▸ Stated goal
Give the listing again exactly, omitting its images.

▸ Supplied material
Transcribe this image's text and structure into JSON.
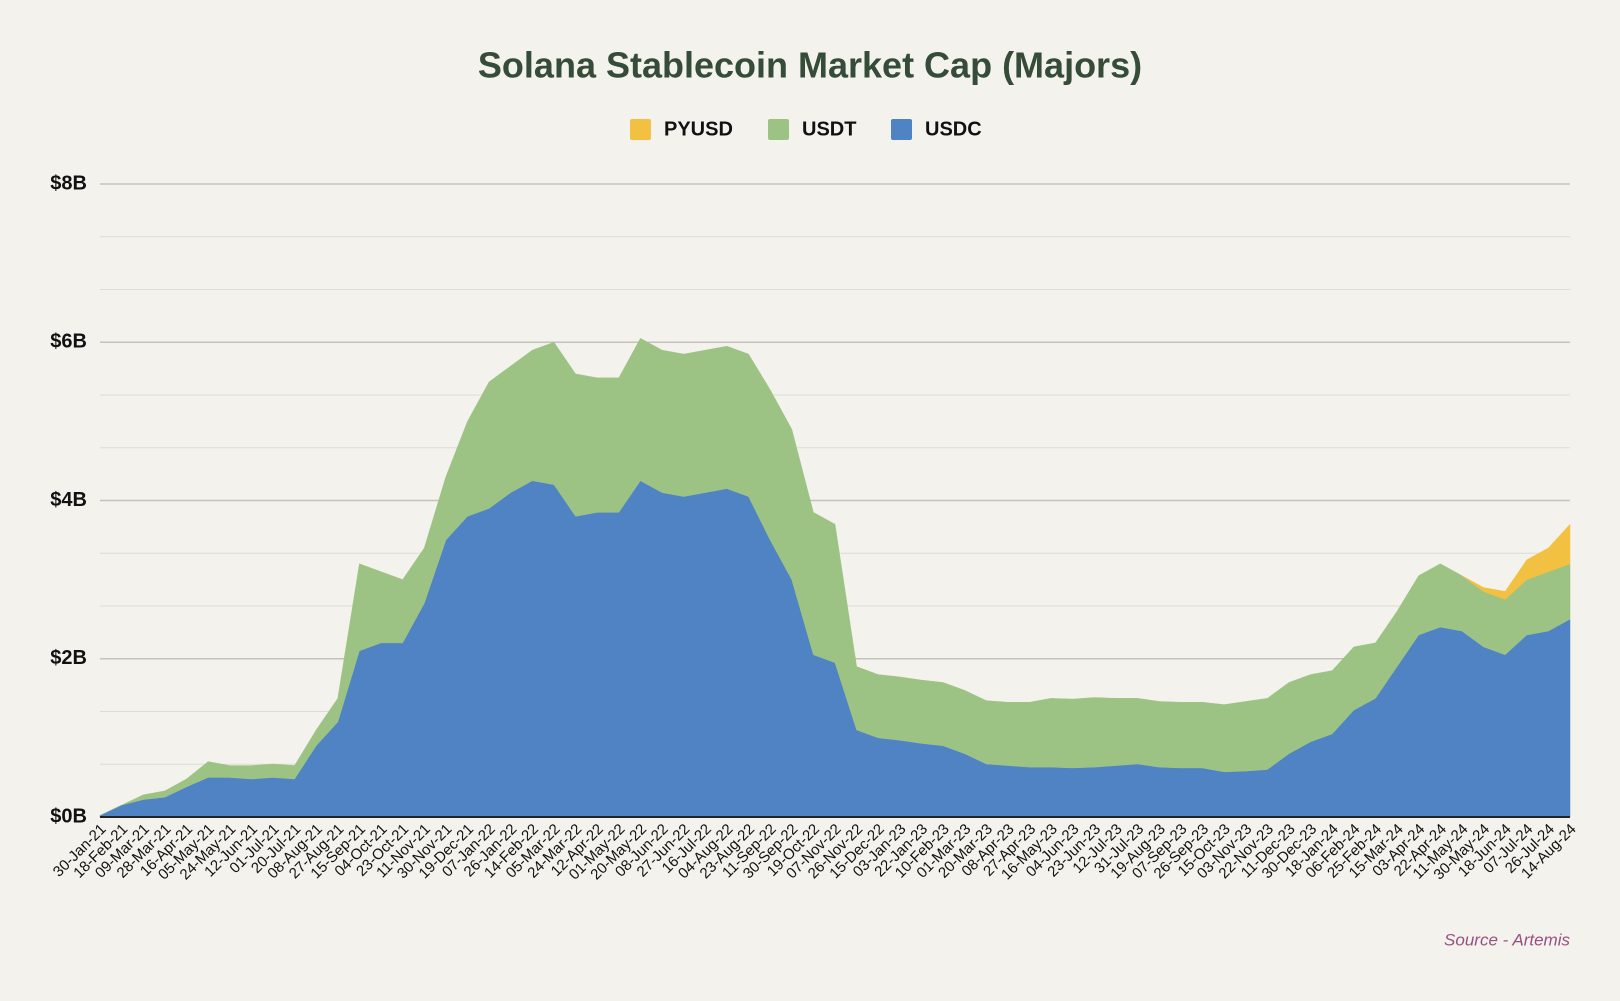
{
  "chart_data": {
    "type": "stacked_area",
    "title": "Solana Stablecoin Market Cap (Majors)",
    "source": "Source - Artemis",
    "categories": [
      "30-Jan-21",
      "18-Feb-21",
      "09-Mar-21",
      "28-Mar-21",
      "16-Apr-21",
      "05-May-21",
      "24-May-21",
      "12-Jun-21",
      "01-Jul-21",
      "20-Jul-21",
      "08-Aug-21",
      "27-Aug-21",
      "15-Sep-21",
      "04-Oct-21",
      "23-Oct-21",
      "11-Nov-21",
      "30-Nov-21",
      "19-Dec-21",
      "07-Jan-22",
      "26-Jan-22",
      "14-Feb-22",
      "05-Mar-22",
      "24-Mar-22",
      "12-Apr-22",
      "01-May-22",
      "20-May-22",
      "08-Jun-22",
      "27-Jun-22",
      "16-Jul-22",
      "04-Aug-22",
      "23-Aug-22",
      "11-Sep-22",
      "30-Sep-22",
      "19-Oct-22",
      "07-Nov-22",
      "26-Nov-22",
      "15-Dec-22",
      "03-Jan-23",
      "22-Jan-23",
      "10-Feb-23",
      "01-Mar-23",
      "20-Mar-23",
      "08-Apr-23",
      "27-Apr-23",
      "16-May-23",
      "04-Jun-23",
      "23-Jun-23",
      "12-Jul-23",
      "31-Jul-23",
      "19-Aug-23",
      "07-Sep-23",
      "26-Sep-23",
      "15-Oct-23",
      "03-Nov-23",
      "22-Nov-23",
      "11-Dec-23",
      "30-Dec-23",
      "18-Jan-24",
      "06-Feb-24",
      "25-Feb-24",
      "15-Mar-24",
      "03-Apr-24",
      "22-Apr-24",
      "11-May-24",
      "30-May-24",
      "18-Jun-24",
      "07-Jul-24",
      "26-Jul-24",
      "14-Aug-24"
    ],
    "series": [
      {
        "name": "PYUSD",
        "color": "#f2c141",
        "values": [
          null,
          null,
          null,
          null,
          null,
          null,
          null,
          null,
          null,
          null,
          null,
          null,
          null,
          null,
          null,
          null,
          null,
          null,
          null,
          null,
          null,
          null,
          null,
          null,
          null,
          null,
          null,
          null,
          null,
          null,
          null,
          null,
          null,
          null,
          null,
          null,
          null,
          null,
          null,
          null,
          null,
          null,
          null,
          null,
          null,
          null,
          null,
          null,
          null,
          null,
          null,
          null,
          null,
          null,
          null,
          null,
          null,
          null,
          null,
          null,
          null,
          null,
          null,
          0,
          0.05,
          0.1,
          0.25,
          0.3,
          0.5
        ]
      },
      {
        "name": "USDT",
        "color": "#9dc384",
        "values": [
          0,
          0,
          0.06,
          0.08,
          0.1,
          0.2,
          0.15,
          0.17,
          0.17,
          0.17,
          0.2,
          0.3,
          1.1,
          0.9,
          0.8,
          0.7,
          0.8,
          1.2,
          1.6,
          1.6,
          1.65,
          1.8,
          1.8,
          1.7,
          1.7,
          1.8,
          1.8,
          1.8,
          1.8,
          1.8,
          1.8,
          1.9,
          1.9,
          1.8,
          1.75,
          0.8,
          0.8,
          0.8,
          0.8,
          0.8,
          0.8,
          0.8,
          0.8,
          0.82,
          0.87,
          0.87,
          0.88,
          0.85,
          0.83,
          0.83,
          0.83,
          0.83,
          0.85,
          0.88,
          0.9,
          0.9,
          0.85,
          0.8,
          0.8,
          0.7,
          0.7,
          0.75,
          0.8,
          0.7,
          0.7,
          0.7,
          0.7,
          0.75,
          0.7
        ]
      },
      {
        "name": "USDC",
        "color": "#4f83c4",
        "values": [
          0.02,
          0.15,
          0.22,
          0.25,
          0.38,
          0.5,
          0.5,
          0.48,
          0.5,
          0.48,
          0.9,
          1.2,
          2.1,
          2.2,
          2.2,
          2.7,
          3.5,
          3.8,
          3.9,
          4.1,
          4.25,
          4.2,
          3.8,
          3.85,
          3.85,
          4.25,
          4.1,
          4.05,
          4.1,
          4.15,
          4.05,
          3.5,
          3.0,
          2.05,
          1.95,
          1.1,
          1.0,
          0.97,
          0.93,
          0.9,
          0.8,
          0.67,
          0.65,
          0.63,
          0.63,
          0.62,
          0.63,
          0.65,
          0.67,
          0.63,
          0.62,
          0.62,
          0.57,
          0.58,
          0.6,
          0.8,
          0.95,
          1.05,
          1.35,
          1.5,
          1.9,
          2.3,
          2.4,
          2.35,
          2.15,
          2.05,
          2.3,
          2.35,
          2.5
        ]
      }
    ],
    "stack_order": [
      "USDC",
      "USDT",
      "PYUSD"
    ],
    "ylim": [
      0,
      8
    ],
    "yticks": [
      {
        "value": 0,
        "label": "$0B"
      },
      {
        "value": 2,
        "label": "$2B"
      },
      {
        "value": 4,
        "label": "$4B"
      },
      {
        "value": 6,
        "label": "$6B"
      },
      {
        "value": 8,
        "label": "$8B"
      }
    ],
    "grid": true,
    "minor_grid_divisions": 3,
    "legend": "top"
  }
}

▸ Response to this task
Transcribe this image's text and structure into JSON.
{
  "chart_data": {
    "type": "stacked_area",
    "title": "Solana Stablecoin Market Cap (Majors)",
    "source": "Source - Artemis",
    "categories": [
      "30-Jan-21",
      "18-Feb-21",
      "09-Mar-21",
      "28-Mar-21",
      "16-Apr-21",
      "05-May-21",
      "24-May-21",
      "12-Jun-21",
      "01-Jul-21",
      "20-Jul-21",
      "08-Aug-21",
      "27-Aug-21",
      "15-Sep-21",
      "04-Oct-21",
      "23-Oct-21",
      "11-Nov-21",
      "30-Nov-21",
      "19-Dec-21",
      "07-Jan-22",
      "26-Jan-22",
      "14-Feb-22",
      "05-Mar-22",
      "24-Mar-22",
      "12-Apr-22",
      "01-May-22",
      "20-May-22",
      "08-Jun-22",
      "27-Jun-22",
      "16-Jul-22",
      "04-Aug-22",
      "23-Aug-22",
      "11-Sep-22",
      "30-Sep-22",
      "19-Oct-22",
      "07-Nov-22",
      "26-Nov-22",
      "15-Dec-22",
      "03-Jan-23",
      "22-Jan-23",
      "10-Feb-23",
      "01-Mar-23",
      "20-Mar-23",
      "08-Apr-23",
      "27-Apr-23",
      "16-May-23",
      "04-Jun-23",
      "23-Jun-23",
      "12-Jul-23",
      "31-Jul-23",
      "19-Aug-23",
      "07-Sep-23",
      "26-Sep-23",
      "15-Oct-23",
      "03-Nov-23",
      "22-Nov-23",
      "11-Dec-23",
      "30-Dec-23",
      "18-Jan-24",
      "06-Feb-24",
      "25-Feb-24",
      "15-Mar-24",
      "03-Apr-24",
      "22-Apr-24",
      "11-May-24",
      "30-May-24",
      "18-Jun-24",
      "07-Jul-24",
      "26-Jul-24",
      "14-Aug-24"
    ],
    "series": [
      {
        "name": "PYUSD",
        "color": "#f2c141",
        "values": [
          null,
          null,
          null,
          null,
          null,
          null,
          null,
          null,
          null,
          null,
          null,
          null,
          null,
          null,
          null,
          null,
          null,
          null,
          null,
          null,
          null,
          null,
          null,
          null,
          null,
          null,
          null,
          null,
          null,
          null,
          null,
          null,
          null,
          null,
          null,
          null,
          null,
          null,
          null,
          null,
          null,
          null,
          null,
          null,
          null,
          null,
          null,
          null,
          null,
          null,
          null,
          null,
          null,
          null,
          null,
          null,
          null,
          null,
          null,
          null,
          null,
          null,
          null,
          0,
          0.05,
          0.1,
          0.25,
          0.3,
          0.5
        ]
      },
      {
        "name": "USDT",
        "color": "#9dc384",
        "values": [
          0,
          0,
          0.06,
          0.08,
          0.1,
          0.2,
          0.15,
          0.17,
          0.17,
          0.17,
          0.2,
          0.3,
          1.1,
          0.9,
          0.8,
          0.7,
          0.8,
          1.2,
          1.6,
          1.6,
          1.65,
          1.8,
          1.8,
          1.7,
          1.7,
          1.8,
          1.8,
          1.8,
          1.8,
          1.8,
          1.8,
          1.9,
          1.9,
          1.8,
          1.75,
          0.8,
          0.8,
          0.8,
          0.8,
          0.8,
          0.8,
          0.8,
          0.8,
          0.82,
          0.87,
          0.87,
          0.88,
          0.85,
          0.83,
          0.83,
          0.83,
          0.83,
          0.85,
          0.88,
          0.9,
          0.9,
          0.85,
          0.8,
          0.8,
          0.7,
          0.7,
          0.75,
          0.8,
          0.7,
          0.7,
          0.7,
          0.7,
          0.75,
          0.7
        ]
      },
      {
        "name": "USDC",
        "color": "#4f83c4",
        "values": [
          0.02,
          0.15,
          0.22,
          0.25,
          0.38,
          0.5,
          0.5,
          0.48,
          0.5,
          0.48,
          0.9,
          1.2,
          2.1,
          2.2,
          2.2,
          2.7,
          3.5,
          3.8,
          3.9,
          4.1,
          4.25,
          4.2,
          3.8,
          3.85,
          3.85,
          4.25,
          4.1,
          4.05,
          4.1,
          4.15,
          4.05,
          3.5,
          3.0,
          2.05,
          1.95,
          1.1,
          1.0,
          0.97,
          0.93,
          0.9,
          0.8,
          0.67,
          0.65,
          0.63,
          0.63,
          0.62,
          0.63,
          0.65,
          0.67,
          0.63,
          0.62,
          0.62,
          0.57,
          0.58,
          0.6,
          0.8,
          0.95,
          1.05,
          1.35,
          1.5,
          1.9,
          2.3,
          2.4,
          2.35,
          2.15,
          2.05,
          2.3,
          2.35,
          2.5
        ]
      }
    ],
    "stack_order": [
      "USDC",
      "USDT",
      "PYUSD"
    ],
    "ylim": [
      0,
      8
    ],
    "yticks": [
      {
        "value": 0,
        "label": "$0B"
      },
      {
        "value": 2,
        "label": "$2B"
      },
      {
        "value": 4,
        "label": "$4B"
      },
      {
        "value": 6,
        "label": "$6B"
      },
      {
        "value": 8,
        "label": "$8B"
      }
    ],
    "grid": true,
    "minor_grid_divisions": 3,
    "legend": "top"
  }
}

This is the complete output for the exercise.